▶ _SET TASKS_
**1)** Retype the stretch of the Aaron Copland paper from "He learned to" through "as his music." without altering a single character.
**2)** Extend the paper on Aaron Copland, picking up after its final sentence.

Aaron Copland Outline
INTRODUCTION a. The purpose of this paper is to introduce and discuss the life and works of composer
Aaron Copeland. It will discuss some of the composer's well-known works, and analyze his contribution to modern classical music.
COPLAND'S LIFE
COPLAND'S MUSIC
COPLAND'S CONTRIBUTION
AARON COPLAND
The purpose of this paper is to introduce and discuss the life and works of composer Aaron Copeland. It will discuss some of the composer's well-known compositions, and analyze his contribution to modern classical music.
COPLAND'S LIFE
Aaron Copland was born in New York City on November 14, 1900, the son of Jewish Russian immigrants. His childhood was typical. He worked in his father's department store on Saturday's, and attended public schools in Brooklyn. From a very early age, Copland enjoyed making up songs, and he knew by the age of fifteen that he wanted to compose music.
He learned to play piano from his sister, and took a correspondence course to learn about harmony. He first played the piano publicly at a performance in Wanamaker's Department Store in Manhattan.
In 1921, he visited Paris to attend a new music school for Americans. He studied there three years under Nadia Boulanger, and then returned to New York for his first commission. He titled it "Symphony for Organ and Orchestra," and it premiered in at Carnegie Hall in 1925 (Chew). Many critics have said that this time Copland spent in Paris helped mold and shape his work for the rest of his life. He met many famous artists, composers, and intellectuals, who helped form his outlook on life, as well as his music.

▶ _DATASET CONTENT_
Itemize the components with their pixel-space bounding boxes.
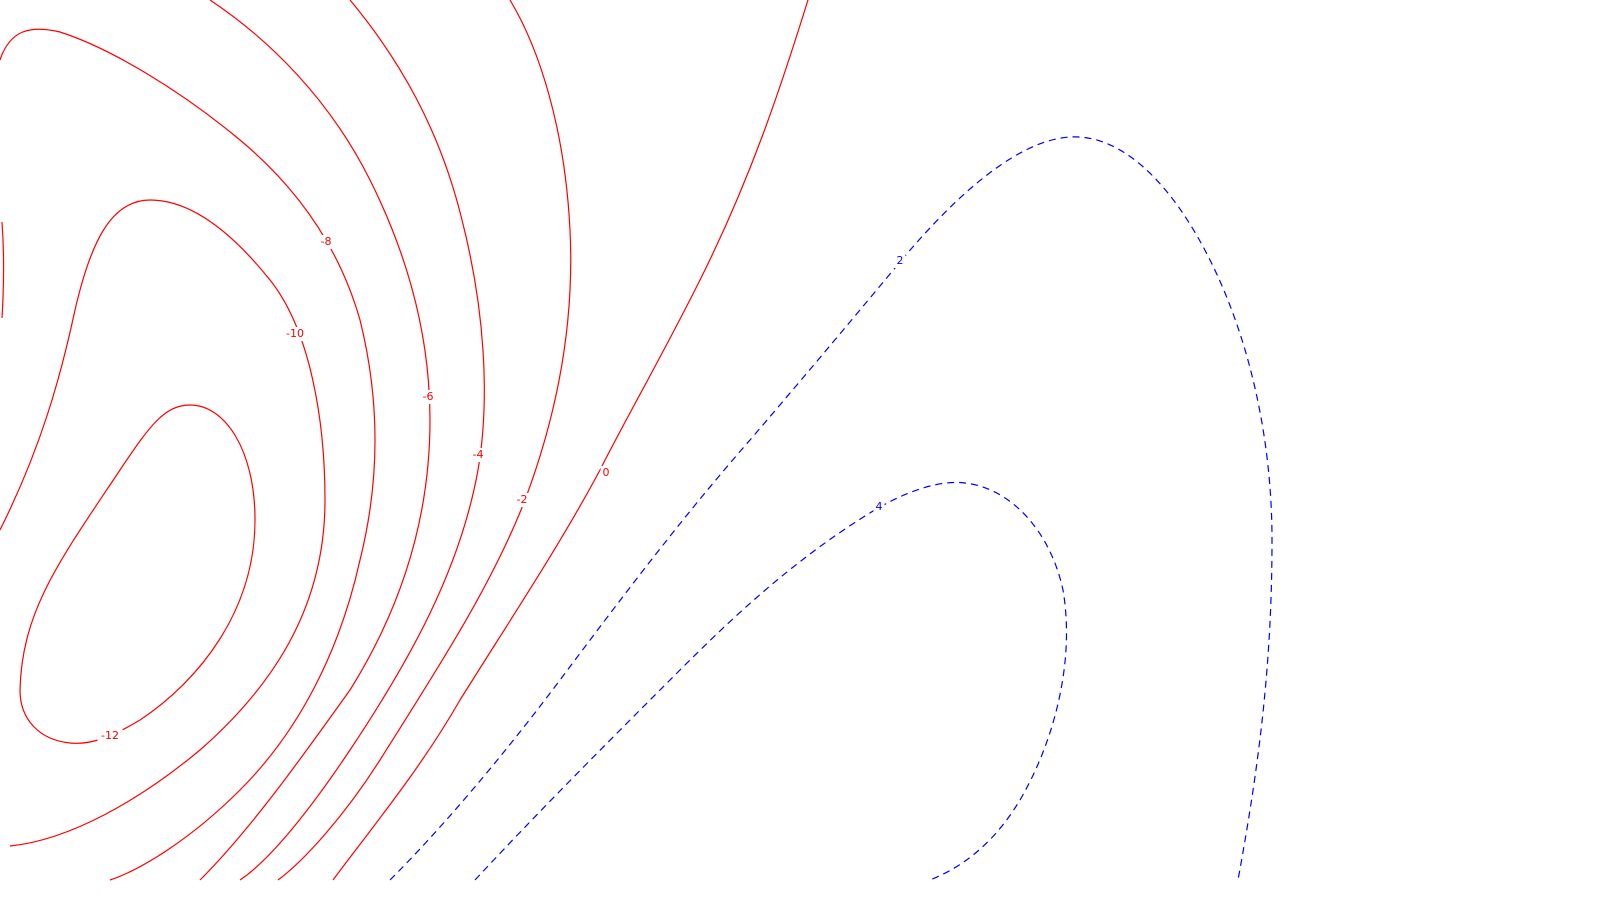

▶ _TASK-BY-TASK RESULTS_
**1)**
He learned to play piano from his sister, and took a correspondence course to learn about harmony. He first played the piano publicly at a performance in Wanamaker's Department Store in Manhattan.
In 1921, he visited Paris to attend a new music school for Americans. He studied there three years under Nadia Boulanger, and then returned to New York for his first commission. He titled it "Symphony for Organ and Orchestra," and it premiered in at Carnegie Hall in 1925 (Chew). Many critics have said that this time Copland spent in Paris helped mold and shape his work for the rest of his life. He met many famous artists, composers, and intellectuals, who helped form his outlook on life, as well as his music.

**2)**
He spent the next two years in New York, then "Copland received a Guggenheim Fellowship, the first to be awarded to a composer, and he returned to France for another stay. With this move the pattern of his life became established -- residence in or near New York was interspersed with frequent sojourns in Europe, Mexico, Hollywood, South America, and the Far East" (Hansen 307).
Throughout his life, he was known as a liberal thinker, and was even called before a secret Senate hearing during the scare of the McCarthy Hearings.
During the 30s, Copeland taught, wrote, and tried to find ways to bring his music to more people. His first major work during this period was "The Second Hurricane," which he created for children, and children and their families in a New York housing development were the first to hear it performed.
During his long career he not only composed, wrote, and taught, he also helped found several institutions and festivals, including the American Composers Alliance. He taught at the acclaimed Tanglewood Festival for nearly 25 years, and worked with the Berkshire Music Center. He believed in supporting young musicians, and there is still a school at Queens College that bears his name.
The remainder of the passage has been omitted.